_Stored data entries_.
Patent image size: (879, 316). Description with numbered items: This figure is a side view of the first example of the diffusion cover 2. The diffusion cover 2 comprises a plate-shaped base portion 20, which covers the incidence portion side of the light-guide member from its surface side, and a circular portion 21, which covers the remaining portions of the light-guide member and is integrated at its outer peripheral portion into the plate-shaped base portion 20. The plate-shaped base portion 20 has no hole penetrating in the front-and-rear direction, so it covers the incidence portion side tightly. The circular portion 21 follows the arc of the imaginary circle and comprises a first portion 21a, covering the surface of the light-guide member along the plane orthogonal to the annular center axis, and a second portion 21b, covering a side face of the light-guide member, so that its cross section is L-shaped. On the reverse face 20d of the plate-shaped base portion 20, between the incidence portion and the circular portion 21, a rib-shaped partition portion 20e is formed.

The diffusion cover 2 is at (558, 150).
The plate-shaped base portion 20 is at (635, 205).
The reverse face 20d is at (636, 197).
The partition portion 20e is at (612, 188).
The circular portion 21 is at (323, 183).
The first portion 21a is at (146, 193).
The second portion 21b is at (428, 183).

_STATED EXERCISE_.
Write out all the lines above again, substituting "ridge-shaped" for "rib-shaped" and leaving everything else unchanged.

_EXERCISE RESULT_.
Patent image size: (879, 316). Description with numbered items: This figure is a side view of the first example of the diffusion cover 2. The diffusion cover 2 comprises a plate-shaped base portion 20, which covers the incidence portion side of the light-guide member from its surface side, and a circular portion 21, which covers the remaining portions of the light-guide member and is integrated at its outer peripheral portion into the plate-shaped base portion 20. The plate-shaped base portion 20 has no hole penetrating in the front-and-rear direction, so it covers the incidence portion side tightly. The circular portion 21 follows the arc of the imaginary circle and comprises a first portion 21a, covering the surface of the light-guide member along the plane orthogonal to the annular center axis, and a second portion 21b, covering a side face of the light-guide member, so that its cross section is L-shaped. On the reverse face 20d of the plate-shaped base portion 20, between the incidence portion and the circular portion 21, a ridge-shaped partition portion 20e is formed.

The diffusion cover 2 is at (558, 150).
The plate-shaped base portion 20 is at (635, 205).
The reverse face 20d is at (636, 197).
The partition portion 20e is at (612, 188).
The circular portion 21 is at (323, 183).
The first portion 21a is at (146, 193).
The second portion 21b is at (428, 183).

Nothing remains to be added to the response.